**SET EXERCISE:** Every record that follows should be printed verbatim.

**RECORDS FOR THE EXERCISE:**
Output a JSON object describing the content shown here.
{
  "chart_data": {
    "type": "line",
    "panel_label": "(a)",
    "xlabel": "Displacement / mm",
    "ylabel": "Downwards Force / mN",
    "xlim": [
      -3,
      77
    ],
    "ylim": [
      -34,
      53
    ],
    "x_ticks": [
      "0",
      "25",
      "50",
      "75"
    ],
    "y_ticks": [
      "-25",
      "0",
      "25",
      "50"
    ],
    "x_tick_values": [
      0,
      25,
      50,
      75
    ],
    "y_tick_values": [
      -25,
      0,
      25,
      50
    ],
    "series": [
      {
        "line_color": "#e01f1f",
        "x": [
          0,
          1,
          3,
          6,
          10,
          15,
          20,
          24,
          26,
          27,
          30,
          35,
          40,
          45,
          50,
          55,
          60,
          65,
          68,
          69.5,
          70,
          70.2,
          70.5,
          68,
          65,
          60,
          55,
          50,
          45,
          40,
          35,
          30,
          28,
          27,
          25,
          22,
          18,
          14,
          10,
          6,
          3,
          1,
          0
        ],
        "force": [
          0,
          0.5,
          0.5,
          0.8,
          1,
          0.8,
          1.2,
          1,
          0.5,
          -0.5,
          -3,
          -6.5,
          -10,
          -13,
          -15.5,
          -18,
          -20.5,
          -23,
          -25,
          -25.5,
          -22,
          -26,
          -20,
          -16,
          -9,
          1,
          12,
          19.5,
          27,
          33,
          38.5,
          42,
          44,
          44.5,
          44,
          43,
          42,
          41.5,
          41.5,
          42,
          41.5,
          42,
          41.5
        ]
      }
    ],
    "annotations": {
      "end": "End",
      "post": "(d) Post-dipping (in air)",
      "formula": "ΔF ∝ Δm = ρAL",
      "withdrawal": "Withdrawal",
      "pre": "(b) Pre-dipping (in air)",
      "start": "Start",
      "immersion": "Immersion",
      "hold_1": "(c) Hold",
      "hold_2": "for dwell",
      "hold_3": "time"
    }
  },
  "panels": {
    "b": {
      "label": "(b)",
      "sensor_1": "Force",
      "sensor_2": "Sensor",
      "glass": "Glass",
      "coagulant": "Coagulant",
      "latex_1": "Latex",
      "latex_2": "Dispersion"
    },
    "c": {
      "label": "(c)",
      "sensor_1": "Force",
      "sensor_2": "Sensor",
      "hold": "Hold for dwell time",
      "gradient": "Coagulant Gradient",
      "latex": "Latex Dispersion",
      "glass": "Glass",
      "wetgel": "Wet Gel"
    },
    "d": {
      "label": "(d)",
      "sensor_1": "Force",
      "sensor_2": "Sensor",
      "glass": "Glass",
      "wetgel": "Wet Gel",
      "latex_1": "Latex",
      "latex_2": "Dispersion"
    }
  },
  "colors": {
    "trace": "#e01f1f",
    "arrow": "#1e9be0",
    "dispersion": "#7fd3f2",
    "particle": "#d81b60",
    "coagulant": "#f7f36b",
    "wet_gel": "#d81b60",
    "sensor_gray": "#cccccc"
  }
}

**ANSWER BELOW:**
Output a JSON object describing the content shown here.
{
  "chart_data": {
    "type": "line",
    "panel_label": "(a)",
    "xlabel": "Displacement / mm",
    "ylabel": "Downwards Force / mN",
    "xlim": [
      -3,
      77
    ],
    "ylim": [
      -34,
      53
    ],
    "x_ticks": [
      "0",
      "25",
      "50",
      "75"
    ],
    "y_ticks": [
      "-25",
      "0",
      "25",
      "50"
    ],
    "x_tick_values": [
      0,
      25,
      50,
      75
    ],
    "y_tick_values": [
      -25,
      0,
      25,
      50
    ],
    "series": [
      {
        "line_color": "#e01f1f",
        "x": [
          0,
          1,
          3,
          6,
          10,
          15,
          20,
          24,
          26,
          27,
          30,
          35,
          40,
          45,
          50,
          55,
          60,
          65,
          68,
          69.5,
          70,
          70.2,
          70.5,
          68,
          65,
          60,
          55,
          50,
          45,
          40,
          35,
          30,
          28,
          27,
          25,
          22,
          18,
          14,
          10,
          6,
          3,
          1,
          0
        ],
        "force": [
          0,
          0.5,
          0.5,
          0.8,
          1,
          0.8,
          1.2,
          1,
          0.5,
          -0.5,
          -3,
          -6.5,
          -10,
          -13,
          -15.5,
          -18,
          -20.5,
          -23,
          -25,
          -25.5,
          -22,
          -26,
          -20,
          -16,
          -9,
          1,
          12,
          19.5,
          27,
          33,
          38.5,
          42,
          44,
          44.5,
          44,
          43,
          42,
          41.5,
          41.5,
          42,
          41.5,
          42,
          41.5
        ]
      }
    ],
    "annotations": {
      "end": "End",
      "post": "(d) Post-dipping (in air)",
      "formula": "ΔF ∝ Δm = ρAL",
      "withdrawal": "Withdrawal",
      "pre": "(b) Pre-dipping (in air)",
      "start": "Start",
      "immersion": "Immersion",
      "hold_1": "(c) Hold",
      "hold_2": "for dwell",
      "hold_3": "time"
    }
  },
  "panels": {
    "b": {
      "label": "(b)",
      "sensor_1": "Force",
      "sensor_2": "Sensor",
      "glass": "Glass",
      "coagulant": "Coagulant",
      "latex_1": "Latex",
      "latex_2": "Dispersion"
    },
    "c": {
      "label": "(c)",
      "sensor_1": "Force",
      "sensor_2": "Sensor",
      "hold": "Hold for dwell time",
      "gradient": "Coagulant Gradient",
      "latex": "Latex Dispersion",
      "glass": "Glass",
      "wetgel": "Wet Gel"
    },
    "d": {
      "label": "(d)",
      "sensor_1": "Force",
      "sensor_2": "Sensor",
      "glass": "Glass",
      "wetgel": "Wet Gel",
      "latex_1": "Latex",
      "latex_2": "Dispersion"
    }
  },
  "colors": {
    "trace": "#e01f1f",
    "arrow": "#1e9be0",
    "dispersion": "#7fd3f2",
    "particle": "#d81b60",
    "coagulant": "#f7f36b",
    "wet_gel": "#d81b60",
    "sensor_gray": "#cccccc"
  }
}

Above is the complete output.